Given request: Return all lines that include the string "Roll".

== Records shown ==

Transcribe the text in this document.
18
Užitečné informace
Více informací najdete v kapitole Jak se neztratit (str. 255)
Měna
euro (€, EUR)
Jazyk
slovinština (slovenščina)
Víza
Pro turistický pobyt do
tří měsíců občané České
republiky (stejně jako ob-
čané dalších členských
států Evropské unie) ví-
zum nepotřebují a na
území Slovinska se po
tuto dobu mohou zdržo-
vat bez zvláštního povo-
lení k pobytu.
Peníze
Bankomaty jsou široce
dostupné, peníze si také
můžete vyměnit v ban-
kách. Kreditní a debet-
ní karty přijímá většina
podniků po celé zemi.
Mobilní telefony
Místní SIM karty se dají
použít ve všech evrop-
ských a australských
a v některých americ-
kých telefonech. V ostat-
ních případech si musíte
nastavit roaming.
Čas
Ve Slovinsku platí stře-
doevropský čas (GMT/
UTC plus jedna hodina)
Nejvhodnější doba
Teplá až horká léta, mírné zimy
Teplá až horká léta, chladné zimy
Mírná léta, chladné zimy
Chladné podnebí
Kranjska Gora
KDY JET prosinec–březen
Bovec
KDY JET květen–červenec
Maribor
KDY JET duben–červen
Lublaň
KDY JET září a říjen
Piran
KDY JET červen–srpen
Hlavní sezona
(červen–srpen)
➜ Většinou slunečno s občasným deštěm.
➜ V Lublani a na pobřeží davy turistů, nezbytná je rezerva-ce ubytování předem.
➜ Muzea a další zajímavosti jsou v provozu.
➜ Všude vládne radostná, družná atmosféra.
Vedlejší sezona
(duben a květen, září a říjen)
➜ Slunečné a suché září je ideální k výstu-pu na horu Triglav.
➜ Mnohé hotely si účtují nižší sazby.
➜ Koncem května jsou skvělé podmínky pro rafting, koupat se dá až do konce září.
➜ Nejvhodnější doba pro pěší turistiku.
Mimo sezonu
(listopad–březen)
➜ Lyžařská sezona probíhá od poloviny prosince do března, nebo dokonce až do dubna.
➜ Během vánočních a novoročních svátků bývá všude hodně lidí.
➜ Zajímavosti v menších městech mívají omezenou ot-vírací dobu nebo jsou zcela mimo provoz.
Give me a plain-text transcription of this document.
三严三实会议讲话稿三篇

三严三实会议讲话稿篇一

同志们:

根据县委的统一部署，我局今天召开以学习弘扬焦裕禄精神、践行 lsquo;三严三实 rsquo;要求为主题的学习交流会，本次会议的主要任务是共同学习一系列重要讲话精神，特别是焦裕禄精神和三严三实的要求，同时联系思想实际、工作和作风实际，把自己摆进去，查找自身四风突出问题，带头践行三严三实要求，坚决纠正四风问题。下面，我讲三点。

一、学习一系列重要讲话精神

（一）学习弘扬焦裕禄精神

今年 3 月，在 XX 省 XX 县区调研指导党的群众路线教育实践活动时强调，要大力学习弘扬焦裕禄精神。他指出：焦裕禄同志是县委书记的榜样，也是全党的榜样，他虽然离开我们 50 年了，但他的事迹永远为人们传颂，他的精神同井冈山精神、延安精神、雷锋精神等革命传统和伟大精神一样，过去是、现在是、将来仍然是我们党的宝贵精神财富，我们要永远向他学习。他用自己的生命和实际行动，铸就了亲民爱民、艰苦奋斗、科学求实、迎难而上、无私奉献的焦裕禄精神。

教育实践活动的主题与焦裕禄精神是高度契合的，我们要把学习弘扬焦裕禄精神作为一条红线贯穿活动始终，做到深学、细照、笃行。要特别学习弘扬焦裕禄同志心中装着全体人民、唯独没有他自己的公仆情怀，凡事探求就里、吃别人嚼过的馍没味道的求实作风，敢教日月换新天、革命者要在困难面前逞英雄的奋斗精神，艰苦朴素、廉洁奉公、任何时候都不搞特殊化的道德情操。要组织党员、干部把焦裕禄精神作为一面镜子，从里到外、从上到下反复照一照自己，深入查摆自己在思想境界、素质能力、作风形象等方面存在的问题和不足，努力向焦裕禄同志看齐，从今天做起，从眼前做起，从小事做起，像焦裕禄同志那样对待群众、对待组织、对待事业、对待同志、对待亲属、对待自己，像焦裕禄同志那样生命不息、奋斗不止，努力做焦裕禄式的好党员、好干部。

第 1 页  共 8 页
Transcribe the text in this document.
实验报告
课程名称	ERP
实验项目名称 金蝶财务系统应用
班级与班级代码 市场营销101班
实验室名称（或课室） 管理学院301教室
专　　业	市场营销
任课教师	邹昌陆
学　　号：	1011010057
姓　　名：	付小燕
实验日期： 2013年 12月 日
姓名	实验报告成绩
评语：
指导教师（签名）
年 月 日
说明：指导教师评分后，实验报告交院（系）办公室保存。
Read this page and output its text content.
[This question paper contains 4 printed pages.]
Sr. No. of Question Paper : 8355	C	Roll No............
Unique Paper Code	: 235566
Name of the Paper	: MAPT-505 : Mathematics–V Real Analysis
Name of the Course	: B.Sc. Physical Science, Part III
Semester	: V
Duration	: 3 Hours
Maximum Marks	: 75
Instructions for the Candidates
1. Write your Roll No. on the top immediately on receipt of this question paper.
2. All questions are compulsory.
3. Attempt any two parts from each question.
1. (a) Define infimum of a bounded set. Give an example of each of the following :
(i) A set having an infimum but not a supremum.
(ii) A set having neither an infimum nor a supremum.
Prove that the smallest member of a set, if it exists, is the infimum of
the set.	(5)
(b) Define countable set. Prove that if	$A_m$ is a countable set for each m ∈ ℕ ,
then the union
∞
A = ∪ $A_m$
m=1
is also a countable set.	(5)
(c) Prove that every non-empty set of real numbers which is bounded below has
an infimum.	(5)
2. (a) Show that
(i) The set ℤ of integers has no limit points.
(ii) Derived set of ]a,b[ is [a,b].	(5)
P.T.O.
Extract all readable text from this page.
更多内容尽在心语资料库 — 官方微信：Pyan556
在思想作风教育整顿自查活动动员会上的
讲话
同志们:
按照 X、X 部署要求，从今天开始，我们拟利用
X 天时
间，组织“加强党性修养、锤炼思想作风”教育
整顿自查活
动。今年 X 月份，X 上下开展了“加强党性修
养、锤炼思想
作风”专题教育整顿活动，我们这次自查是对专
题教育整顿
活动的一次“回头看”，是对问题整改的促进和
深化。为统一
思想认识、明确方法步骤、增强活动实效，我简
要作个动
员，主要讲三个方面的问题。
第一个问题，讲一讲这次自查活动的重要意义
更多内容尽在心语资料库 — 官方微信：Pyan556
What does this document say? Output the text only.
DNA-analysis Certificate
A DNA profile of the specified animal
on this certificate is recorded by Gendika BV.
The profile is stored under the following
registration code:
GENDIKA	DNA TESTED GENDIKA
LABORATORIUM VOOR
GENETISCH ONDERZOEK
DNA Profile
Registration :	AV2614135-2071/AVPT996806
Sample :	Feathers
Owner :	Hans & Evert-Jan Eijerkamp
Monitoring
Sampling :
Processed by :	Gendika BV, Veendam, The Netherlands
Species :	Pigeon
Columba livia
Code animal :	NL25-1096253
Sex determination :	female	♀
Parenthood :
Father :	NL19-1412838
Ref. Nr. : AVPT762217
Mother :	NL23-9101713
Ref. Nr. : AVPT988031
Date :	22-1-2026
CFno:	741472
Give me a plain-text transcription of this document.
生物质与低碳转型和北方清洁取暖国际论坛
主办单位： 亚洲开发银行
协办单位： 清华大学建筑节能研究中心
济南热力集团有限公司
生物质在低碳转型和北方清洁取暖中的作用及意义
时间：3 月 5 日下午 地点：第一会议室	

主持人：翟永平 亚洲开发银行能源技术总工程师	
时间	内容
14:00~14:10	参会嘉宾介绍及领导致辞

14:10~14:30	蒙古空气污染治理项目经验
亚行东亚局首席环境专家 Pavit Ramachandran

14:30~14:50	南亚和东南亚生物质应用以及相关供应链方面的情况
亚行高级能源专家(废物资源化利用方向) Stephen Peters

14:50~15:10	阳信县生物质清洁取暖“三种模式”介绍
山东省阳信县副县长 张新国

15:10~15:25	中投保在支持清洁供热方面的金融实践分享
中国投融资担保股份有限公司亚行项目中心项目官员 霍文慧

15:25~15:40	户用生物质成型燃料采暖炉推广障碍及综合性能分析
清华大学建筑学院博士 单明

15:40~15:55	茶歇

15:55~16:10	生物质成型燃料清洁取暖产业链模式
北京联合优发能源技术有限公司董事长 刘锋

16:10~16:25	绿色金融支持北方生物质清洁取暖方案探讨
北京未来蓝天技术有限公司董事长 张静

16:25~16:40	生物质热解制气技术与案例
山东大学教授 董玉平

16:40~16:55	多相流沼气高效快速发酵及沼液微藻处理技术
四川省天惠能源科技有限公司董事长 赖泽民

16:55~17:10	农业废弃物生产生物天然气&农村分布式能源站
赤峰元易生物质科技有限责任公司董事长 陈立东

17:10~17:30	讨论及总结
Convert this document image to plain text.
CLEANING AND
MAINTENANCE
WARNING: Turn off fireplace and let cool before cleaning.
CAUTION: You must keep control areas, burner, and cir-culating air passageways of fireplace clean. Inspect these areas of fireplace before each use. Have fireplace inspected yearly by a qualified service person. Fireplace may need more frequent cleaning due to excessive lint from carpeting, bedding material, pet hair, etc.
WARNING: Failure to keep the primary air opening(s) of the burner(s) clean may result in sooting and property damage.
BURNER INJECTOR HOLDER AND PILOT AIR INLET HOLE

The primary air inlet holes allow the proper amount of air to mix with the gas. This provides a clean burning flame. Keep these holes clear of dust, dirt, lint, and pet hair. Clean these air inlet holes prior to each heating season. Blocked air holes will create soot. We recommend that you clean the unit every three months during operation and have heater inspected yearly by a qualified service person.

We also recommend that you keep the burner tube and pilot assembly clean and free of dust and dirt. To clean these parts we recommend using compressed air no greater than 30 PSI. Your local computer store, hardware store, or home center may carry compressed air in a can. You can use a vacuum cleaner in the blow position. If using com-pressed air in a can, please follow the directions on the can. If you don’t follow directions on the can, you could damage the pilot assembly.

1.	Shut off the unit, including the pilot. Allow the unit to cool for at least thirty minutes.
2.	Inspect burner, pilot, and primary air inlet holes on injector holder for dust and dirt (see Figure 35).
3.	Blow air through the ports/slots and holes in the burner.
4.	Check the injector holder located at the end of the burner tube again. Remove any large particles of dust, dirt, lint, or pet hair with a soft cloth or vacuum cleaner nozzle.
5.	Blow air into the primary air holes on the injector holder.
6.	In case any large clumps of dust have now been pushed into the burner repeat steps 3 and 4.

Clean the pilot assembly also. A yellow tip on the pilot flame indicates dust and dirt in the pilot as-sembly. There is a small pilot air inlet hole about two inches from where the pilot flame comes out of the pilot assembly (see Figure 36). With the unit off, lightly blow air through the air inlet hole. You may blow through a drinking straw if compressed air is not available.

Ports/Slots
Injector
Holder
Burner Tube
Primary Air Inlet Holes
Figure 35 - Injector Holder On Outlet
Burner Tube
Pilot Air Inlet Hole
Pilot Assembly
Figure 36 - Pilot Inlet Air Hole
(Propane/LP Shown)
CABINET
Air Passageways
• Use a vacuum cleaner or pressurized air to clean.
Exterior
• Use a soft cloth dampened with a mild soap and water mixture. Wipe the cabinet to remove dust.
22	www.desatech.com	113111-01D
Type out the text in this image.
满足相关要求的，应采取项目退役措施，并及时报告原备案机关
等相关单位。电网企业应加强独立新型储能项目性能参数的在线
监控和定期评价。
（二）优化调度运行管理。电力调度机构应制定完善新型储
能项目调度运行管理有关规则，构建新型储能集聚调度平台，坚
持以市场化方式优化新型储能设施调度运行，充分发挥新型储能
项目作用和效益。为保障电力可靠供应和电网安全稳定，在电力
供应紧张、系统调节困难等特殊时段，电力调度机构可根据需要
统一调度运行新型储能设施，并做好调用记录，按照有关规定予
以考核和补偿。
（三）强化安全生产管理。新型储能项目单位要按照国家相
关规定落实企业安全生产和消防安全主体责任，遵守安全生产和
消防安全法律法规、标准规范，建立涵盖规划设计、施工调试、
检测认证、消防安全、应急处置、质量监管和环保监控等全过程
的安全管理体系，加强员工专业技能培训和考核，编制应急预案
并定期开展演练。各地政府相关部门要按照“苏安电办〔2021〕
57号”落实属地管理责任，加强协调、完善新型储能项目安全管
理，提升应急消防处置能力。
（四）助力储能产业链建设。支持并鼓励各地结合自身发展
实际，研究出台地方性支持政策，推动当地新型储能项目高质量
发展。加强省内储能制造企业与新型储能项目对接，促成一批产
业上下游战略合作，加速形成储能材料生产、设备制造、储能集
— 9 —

===

Response to the task:
Sr. No. of Question Paper : 8355	C	Roll No............
1. Write your Roll No. on the top immediately on receipt of this question paper.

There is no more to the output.